> [PROMPT]: In the lines below, how many hold the word "Верховної"? Answer only with the number.

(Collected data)
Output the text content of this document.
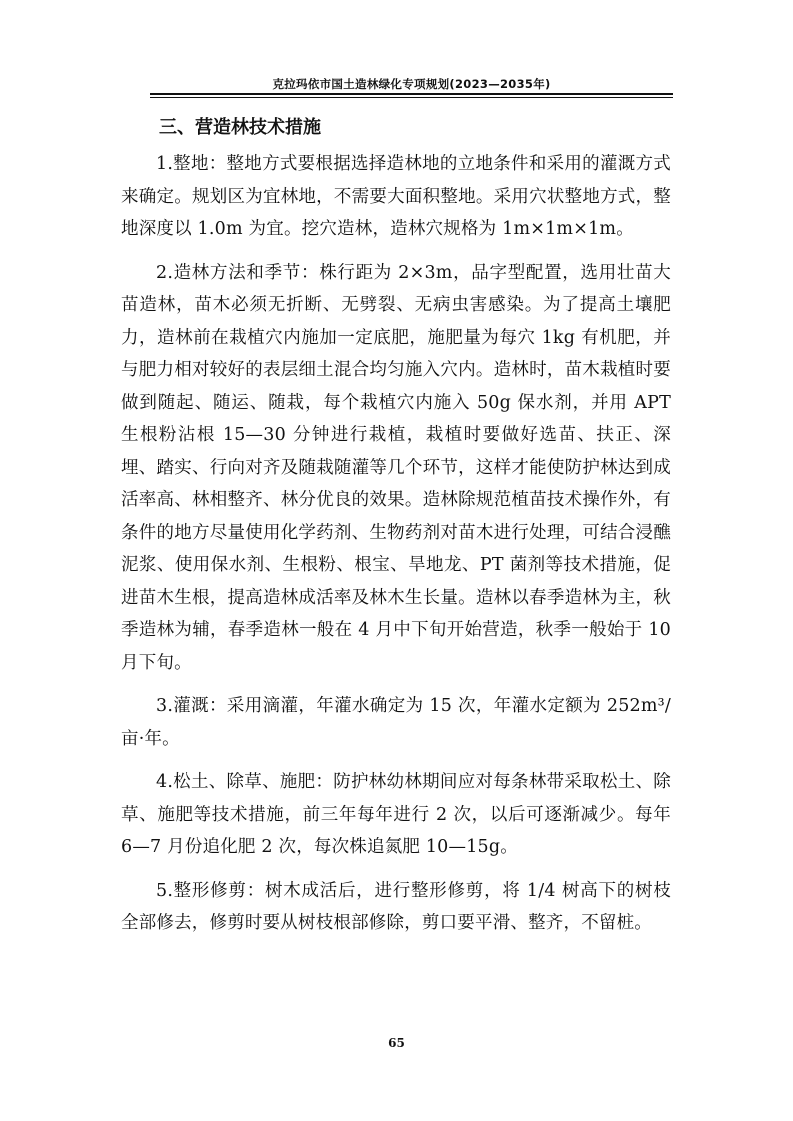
克拉玛依市国土造林绿化专项规划(2023—2035年)
三、营造林技术措施

1.整地：整地方式要根据选择造林地的立地条件和采用的灌溉方式来确定。规划区为宜林地，不需要大面积整地。采用穴状整地方式，整地深度以 1.0m 为宜。挖穴造林，造林穴规格为 1m×1m×1m。

2.造林方法和季节：株行距为 2×3m，品字型配置，选用壮苗大苗造林，苗木必须无折断、无劈裂、无病虫害感染。为了提高土壤肥力，造林前在栽植穴内施加一定底肥，施肥量为每穴 1kg 有机肥，并与肥力相对较好的表层细土混合均匀施入穴内。造林时，苗木栽植时要做到随起、随运、随栽，每个栽植穴内施入 50g 保水剂，并用 APT 生根粉沾根 15—30 分钟进行栽植，栽植时要做好选苗、扶正、深埋、踏实、行向对齐及随栽随灌等几个环节，这样才能使防护林达到成活率高、林相整齐、林分优良的效果。造林除规范植苗技术操作外，有条件的地方尽量使用化学药剂、生物药剂对苗木进行处理，可结合浸醮泥浆、使用保水剂、生根粉、根宝、旱地龙、PT 菌剂等技术措施，促进苗木生根，提高造林成活率及林木生长量。造林以春季造林为主，秋季造林为辅，春季造林一般在 4 月中下旬开始营造，秋季一般始于 10 月下旬。

3.灌溉：采用滴灌，年灌水确定为 15 次，年灌水定额为 252m³/亩·年。

4.松土、除草、施肥：防护林幼林期间应对每条林带采取松土、除草、施肥等技术措施，前三年每年进行 2 次，以后可逐渐减少。每年 6—7 月份追化肥 2 次，每次株追氮肥 10—15g。

5.整形修剪：树木成活后，进行整形修剪，将 1/4 树高下的树枝全部修去，修剪时要从树枝根部修除，剪口要平滑、整齐，不留桩。

65
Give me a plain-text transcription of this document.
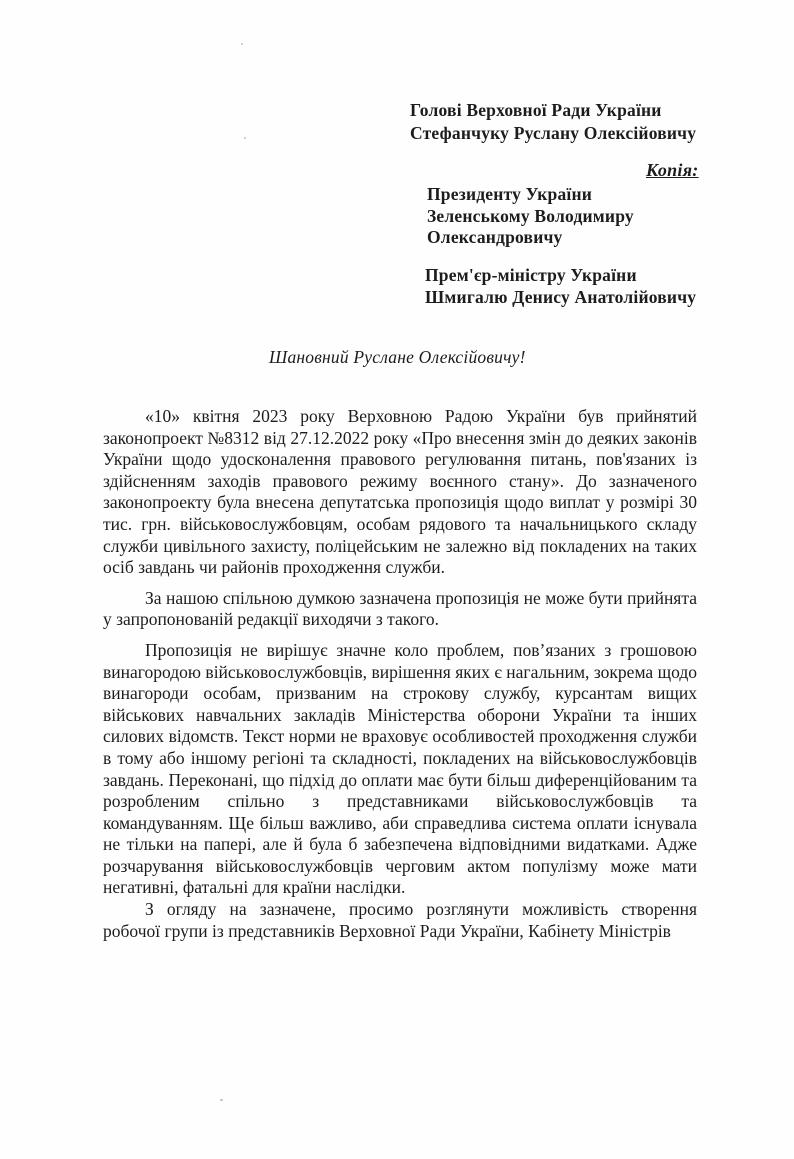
Голові Верховної Ради України
Стефанчуку Руслану Олексійовичу
Копія:
Президенту України
Зеленському Володимиру
Олександровичу
Прем'єр-міністру України
Шмигалю Денису Анатолійовичу
Шановний Руслане Олексійовичу!

«10» квітня 2023 року Верховною Радою України був прийнятий законопроект №8312 від 27.12.2022 року «Про внесення змін до деяких законів України щодо удосконалення правового регулювання питань, пов'язаних із здійсненням заходів правового режиму воєнного стану». До зазначеного законопроекту була внесена депутатська пропозиція щодо виплат у розмірі 30 тис. грн. військовослужбовцям, особам рядового та начальницького складу служби цивільного захисту, поліцейським не залежно від покладених на таких осіб завдань чи районів проходження служби.

За нашою спільною думкою зазначена пропозиція не може бути прийнята у запропонованій редакції виходячи з такого.

Пропозиція не вирішує значне коло проблем, пов’язаних з грошовою винагородою військовослужбовців, вирішення яких є нагальним, зокрема щодо винагороди особам, призваним на строкову службу, курсантам вищих військових навчальних закладів Міністерства оборони України та інших силових відомств. Текст норми не враховує особливостей проходження служби в тому або іншому регіоні та складності, покладених на військовослужбовців завдань. Переконані, що підхід до оплати має бути більш диференційованим та розробленим спільно з представниками військовослужбовців та командуванням. Ще більш важливо, аби справедлива система оплати існувала не тільки на папері, але й була б забезпечена відповідними видатками. Адже розчарування військовослужбовців черговим актом популізму може мати негативні, фатальні для країни наслідки.

З огляду на зазначене, просимо розглянути можливість створення робочої групи із представників Верховної Ради України, Кабінету Міністрів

> [SOLUTION FOR THIS EXERCISE]: 2